» Requirement:
Return exactly the lines of the entries that start at the line containing "Parse this chart and return its data as JSON." and continue to the last line. Omit the pictures.

» Task input:

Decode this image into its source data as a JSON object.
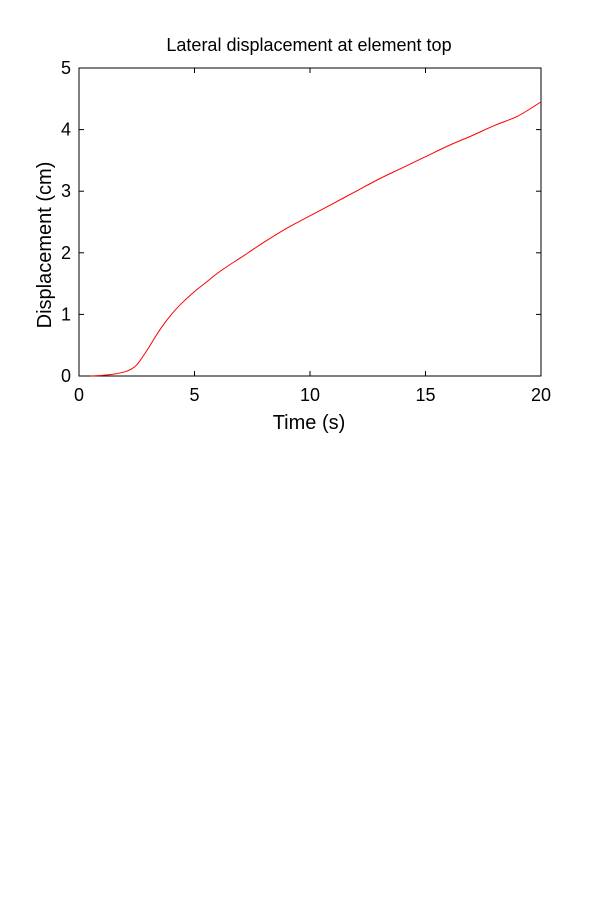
{
  "chart_data": {
    "type": "line",
    "title": "Lateral displacement at element top",
    "xlabel": "Time (s)",
    "ylabel": "Displacement (cm)",
    "xlim": [
      0,
      20
    ],
    "ylim": [
      0,
      5
    ],
    "xticks": [
      0,
      5,
      10,
      15,
      20
    ],
    "yticks": [
      0,
      1,
      2,
      3,
      4,
      5
    ],
    "xtick_labels": [
      "0",
      "5",
      "10",
      "15",
      "20"
    ],
    "ytick_labels": [
      "0",
      "1",
      "2",
      "3",
      "4",
      "5"
    ],
    "grid": false,
    "legend": null,
    "series": [
      {
        "color": "#ff0000",
        "x": [
          0.5,
          1.0,
          1.5,
          2.0,
          2.3,
          2.5,
          2.7,
          3.0,
          3.5,
          4.0,
          4.5,
          5.0,
          5.5,
          6.0,
          6.5,
          7.0,
          8.0,
          9.0,
          10.0,
          11.0,
          12.0,
          13.0,
          14.0,
          15.0,
          16.0,
          17.0,
          18.0,
          19.0,
          20.0
        ],
        "y": [
          0.0,
          0.01,
          0.03,
          0.07,
          0.12,
          0.18,
          0.28,
          0.45,
          0.75,
          1.0,
          1.2,
          1.37,
          1.52,
          1.67,
          1.8,
          1.92,
          2.17,
          2.4,
          2.6,
          2.8,
          3.0,
          3.2,
          3.38,
          3.56,
          3.74,
          3.9,
          4.07,
          4.22,
          4.45
        ]
      }
    ]
  }
}
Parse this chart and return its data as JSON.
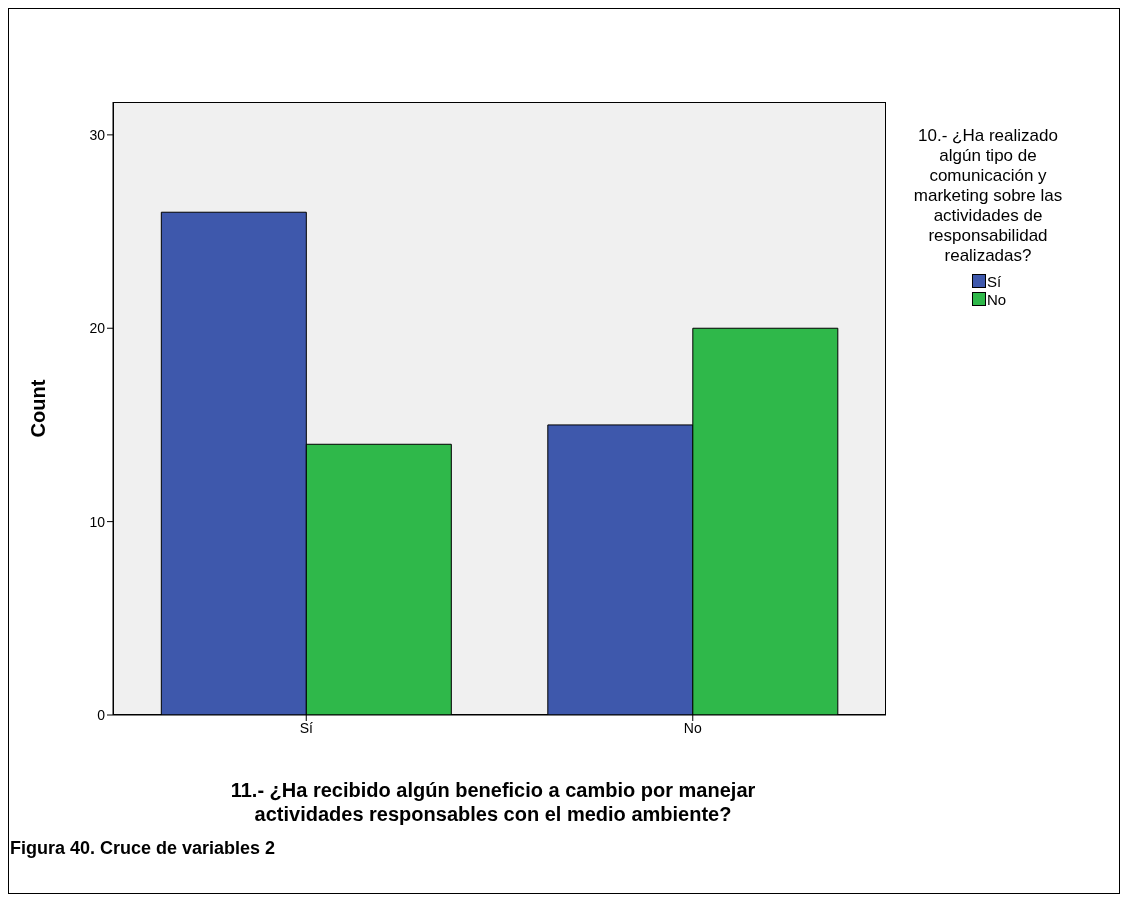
{
  "chart_data": {
    "type": "bar",
    "xlabel": "11.- ¿Ha recibido algún beneficio a cambio por manejar actividades responsables con el medio ambiente?",
    "ylabel": "Count",
    "legend_title": "10.- ¿Ha realizado algún tipo de comunicación y marketing sobre las actividades de responsabilidad realizadas?",
    "categories": [
      "Sí",
      "No"
    ],
    "series": [
      {
        "name": "Sí",
        "color": "#3e58ac",
        "values": [
          26,
          15
        ]
      },
      {
        "name": "No",
        "color": "#2fb84a",
        "values": [
          14,
          20
        ]
      }
    ],
    "ylim": [
      0,
      31.7
    ],
    "yticks": [
      0,
      10,
      20,
      30
    ],
    "legend": "top right",
    "annotations": [
      "Figura 40. Cruce de variables 2"
    ]
  }
}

» Solution below:
Parse this chart and return its data as JSON.
{
  "chart_data": {
    "type": "bar",
    "xlabel": "11.- ¿Ha recibido algún beneficio a cambio por manejar actividades responsables con el medio ambiente?",
    "ylabel": "Count",
    "legend_title": "10.- ¿Ha realizado algún tipo de comunicación y marketing sobre las actividades de responsabilidad realizadas?",
    "categories": [
      "Sí",
      "No"
    ],
    "series": [
      {
        "name": "Sí",
        "color": "#3e58ac",
        "values": [
          26,
          15
        ]
      },
      {
        "name": "No",
        "color": "#2fb84a",
        "values": [
          14,
          20
        ]
      }
    ],
    "ylim": [
      0,
      31.7
    ],
    "yticks": [
      0,
      10,
      20,
      30
    ],
    "legend": "top right",
    "annotations": [
      "Figura 40. Cruce de variables 2"
    ]
  }
}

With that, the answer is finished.